Recorded data:
========================================================================
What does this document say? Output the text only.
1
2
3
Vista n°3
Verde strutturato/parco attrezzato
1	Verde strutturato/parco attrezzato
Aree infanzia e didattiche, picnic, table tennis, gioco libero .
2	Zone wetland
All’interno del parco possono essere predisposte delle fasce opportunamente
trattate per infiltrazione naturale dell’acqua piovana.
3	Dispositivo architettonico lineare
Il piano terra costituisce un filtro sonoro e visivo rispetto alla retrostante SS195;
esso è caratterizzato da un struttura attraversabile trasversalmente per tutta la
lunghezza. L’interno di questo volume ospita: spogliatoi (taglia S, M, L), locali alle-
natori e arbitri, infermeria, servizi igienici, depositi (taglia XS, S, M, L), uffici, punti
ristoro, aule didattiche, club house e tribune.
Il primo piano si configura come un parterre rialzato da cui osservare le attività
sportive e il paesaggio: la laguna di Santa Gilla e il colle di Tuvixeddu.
========================================================================
**Challenge**. Provide all the records again, word for word.

**Response**.
What does this document say? Output the text only.
1
2
3
Vista n°3
Verde strutturato/parco attrezzato
1	Verde strutturato/parco attrezzato
Aree infanzia e didattiche, picnic, table tennis, gioco libero .
2	Zone wetland
All’interno del parco possono essere predisposte delle fasce opportunamente
trattate per infiltrazione naturale dell’acqua piovana.
3	Dispositivo architettonico lineare
Il piano terra costituisce un filtro sonoro e visivo rispetto alla retrostante SS195;
esso è caratterizzato da un struttura attraversabile trasversalmente per tutta la
lunghezza. L’interno di questo volume ospita: spogliatoi (taglia S, M, L), locali alle-
natori e arbitri, infermeria, servizi igienici, depositi (taglia XS, S, M, L), uffici, punti
ristoro, aule didattiche, club house e tribune.
Il primo piano si configura come un parterre rialzato da cui osservare le attività
sportive e il paesaggio: la laguna di Santa Gilla e il colle di Tuvixeddu.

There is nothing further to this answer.